◆ **EXERCISE**
Examine the entries and show every line in which the word "عراق" is found.
**** RECORDED DATA
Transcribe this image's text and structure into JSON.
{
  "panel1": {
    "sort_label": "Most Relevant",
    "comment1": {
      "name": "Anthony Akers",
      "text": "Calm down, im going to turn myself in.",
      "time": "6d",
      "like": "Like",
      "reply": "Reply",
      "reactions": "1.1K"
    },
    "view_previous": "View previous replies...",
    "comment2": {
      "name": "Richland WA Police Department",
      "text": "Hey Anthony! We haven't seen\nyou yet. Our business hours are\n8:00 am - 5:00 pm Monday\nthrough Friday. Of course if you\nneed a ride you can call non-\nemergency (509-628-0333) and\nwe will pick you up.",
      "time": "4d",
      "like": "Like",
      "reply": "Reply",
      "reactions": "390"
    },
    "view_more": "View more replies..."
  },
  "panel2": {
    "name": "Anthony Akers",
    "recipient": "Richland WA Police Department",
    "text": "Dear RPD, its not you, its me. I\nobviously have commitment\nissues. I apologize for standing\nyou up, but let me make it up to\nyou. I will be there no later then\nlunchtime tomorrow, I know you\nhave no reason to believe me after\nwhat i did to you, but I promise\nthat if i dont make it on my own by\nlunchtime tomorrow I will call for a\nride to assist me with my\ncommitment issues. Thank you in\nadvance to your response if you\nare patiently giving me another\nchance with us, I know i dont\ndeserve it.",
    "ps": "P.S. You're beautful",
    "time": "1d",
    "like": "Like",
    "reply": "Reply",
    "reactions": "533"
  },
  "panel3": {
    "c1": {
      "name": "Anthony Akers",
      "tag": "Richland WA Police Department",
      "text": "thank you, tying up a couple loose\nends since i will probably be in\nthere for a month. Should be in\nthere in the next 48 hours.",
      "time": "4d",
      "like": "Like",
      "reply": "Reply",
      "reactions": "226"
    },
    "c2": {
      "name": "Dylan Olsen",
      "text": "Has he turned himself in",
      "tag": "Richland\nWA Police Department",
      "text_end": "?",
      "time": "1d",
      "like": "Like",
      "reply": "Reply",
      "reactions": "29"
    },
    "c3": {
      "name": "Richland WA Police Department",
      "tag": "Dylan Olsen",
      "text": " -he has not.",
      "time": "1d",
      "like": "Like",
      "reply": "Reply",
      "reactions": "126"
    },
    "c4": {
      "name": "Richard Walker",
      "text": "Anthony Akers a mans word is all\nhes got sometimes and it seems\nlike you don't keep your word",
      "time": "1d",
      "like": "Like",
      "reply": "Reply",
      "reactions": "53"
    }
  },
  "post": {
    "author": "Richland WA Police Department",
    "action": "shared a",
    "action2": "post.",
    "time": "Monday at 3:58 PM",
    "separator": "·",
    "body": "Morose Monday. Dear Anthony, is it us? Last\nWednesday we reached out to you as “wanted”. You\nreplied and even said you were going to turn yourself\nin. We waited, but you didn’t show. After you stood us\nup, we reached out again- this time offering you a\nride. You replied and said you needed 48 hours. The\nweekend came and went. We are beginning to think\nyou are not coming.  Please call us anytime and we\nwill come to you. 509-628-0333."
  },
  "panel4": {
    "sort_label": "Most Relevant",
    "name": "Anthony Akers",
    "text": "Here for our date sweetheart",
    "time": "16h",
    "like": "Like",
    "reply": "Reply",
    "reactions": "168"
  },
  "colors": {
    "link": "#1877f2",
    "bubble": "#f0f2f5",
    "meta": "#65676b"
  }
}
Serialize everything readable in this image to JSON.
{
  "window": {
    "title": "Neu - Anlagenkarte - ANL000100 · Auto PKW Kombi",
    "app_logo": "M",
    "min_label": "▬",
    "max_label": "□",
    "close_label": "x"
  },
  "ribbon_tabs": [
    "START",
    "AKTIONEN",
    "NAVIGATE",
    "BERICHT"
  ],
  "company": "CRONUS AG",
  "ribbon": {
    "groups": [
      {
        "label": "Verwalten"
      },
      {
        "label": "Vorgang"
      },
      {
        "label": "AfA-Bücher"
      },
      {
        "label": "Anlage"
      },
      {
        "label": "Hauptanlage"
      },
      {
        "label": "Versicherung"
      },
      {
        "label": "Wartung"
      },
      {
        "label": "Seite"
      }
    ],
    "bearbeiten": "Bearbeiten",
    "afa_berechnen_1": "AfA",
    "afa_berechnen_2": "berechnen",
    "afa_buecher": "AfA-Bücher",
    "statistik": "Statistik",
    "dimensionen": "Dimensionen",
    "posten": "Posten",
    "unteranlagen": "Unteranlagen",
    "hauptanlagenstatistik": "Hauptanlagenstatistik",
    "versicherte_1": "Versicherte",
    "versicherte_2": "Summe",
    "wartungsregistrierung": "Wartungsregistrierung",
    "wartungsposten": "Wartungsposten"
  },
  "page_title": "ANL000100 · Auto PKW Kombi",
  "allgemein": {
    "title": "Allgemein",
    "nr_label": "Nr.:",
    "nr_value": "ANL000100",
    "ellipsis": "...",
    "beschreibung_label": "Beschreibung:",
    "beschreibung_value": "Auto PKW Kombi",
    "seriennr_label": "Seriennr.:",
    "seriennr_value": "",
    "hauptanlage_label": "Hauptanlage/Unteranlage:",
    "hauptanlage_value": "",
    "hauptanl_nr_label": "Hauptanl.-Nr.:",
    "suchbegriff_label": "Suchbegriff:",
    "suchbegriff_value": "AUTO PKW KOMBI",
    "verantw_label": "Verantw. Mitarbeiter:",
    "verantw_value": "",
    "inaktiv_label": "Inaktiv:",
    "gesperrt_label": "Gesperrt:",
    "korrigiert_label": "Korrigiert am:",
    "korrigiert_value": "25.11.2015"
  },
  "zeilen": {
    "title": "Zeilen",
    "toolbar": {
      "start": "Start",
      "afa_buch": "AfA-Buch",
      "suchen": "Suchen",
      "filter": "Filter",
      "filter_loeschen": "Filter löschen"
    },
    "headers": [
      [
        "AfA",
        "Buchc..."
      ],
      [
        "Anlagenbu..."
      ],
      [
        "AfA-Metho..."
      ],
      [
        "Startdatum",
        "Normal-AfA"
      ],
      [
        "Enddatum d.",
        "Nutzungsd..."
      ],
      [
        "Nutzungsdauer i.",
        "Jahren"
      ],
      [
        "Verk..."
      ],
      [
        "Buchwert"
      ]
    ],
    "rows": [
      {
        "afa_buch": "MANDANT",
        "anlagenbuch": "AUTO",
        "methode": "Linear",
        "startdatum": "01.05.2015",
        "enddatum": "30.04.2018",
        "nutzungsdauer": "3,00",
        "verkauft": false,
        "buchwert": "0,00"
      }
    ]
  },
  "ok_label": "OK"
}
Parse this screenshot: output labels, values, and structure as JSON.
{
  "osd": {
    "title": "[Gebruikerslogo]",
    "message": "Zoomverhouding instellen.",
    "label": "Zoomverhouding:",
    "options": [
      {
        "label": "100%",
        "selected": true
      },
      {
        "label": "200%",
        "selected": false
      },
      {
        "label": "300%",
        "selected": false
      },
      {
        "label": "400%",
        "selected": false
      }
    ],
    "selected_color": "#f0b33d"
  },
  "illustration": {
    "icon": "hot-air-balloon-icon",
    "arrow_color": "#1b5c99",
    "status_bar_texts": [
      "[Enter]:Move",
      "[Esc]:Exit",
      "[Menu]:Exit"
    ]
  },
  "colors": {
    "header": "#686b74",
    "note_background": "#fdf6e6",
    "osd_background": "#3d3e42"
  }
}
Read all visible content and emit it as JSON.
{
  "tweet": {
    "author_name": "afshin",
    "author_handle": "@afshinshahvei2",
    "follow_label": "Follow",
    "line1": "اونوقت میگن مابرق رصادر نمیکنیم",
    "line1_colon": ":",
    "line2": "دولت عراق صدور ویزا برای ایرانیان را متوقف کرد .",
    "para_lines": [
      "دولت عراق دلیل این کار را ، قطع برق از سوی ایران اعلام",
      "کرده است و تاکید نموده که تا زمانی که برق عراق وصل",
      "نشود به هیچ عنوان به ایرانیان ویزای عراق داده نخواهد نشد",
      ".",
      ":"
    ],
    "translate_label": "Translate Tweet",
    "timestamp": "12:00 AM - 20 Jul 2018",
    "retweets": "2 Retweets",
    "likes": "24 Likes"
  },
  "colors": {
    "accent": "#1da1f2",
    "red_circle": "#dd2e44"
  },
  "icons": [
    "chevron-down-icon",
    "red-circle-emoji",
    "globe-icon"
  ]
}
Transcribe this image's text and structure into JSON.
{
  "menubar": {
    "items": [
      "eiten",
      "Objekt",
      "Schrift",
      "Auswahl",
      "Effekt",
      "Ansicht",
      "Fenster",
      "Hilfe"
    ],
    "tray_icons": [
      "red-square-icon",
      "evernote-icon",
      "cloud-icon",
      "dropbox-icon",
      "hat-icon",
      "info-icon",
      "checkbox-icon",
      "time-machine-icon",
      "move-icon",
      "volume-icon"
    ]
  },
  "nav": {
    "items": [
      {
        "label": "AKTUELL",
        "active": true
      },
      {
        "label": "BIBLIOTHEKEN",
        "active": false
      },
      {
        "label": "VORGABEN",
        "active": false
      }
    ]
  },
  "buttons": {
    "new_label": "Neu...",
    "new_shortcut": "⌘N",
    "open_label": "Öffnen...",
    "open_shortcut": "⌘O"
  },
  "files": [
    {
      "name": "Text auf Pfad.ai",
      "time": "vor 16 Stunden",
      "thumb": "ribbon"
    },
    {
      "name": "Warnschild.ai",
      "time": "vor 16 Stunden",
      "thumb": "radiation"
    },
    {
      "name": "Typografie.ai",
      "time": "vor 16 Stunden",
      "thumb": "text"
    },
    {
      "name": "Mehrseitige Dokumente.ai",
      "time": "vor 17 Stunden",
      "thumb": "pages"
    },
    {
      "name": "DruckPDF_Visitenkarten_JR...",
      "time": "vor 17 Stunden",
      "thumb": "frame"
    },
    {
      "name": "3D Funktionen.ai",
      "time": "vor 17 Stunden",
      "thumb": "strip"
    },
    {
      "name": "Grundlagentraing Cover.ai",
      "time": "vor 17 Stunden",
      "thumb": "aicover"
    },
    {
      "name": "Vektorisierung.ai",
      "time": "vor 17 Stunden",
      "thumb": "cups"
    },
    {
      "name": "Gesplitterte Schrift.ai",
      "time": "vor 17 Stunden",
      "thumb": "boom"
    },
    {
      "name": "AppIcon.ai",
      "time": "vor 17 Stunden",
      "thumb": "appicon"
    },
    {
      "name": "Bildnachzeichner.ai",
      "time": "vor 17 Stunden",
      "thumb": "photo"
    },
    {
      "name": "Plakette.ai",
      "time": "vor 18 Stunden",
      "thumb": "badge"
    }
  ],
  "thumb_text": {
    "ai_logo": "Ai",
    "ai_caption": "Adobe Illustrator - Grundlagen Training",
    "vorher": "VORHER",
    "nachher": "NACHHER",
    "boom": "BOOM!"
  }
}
********
◆ **WRITTEN RESPONSE**
    "line2": "دولت عراق صدور ویزا برای ایرانیان را متوقف کرد .",
      "دولت عراق دلیل این کار را ، قطع برق از سوی ایران اعلام",
      "کرده است و تاکید نموده که تا زمانی که برق عراق وصل",
      "نشود به هیچ عنوان به ایرانیان ویزای عراق داده نخواهد نشد",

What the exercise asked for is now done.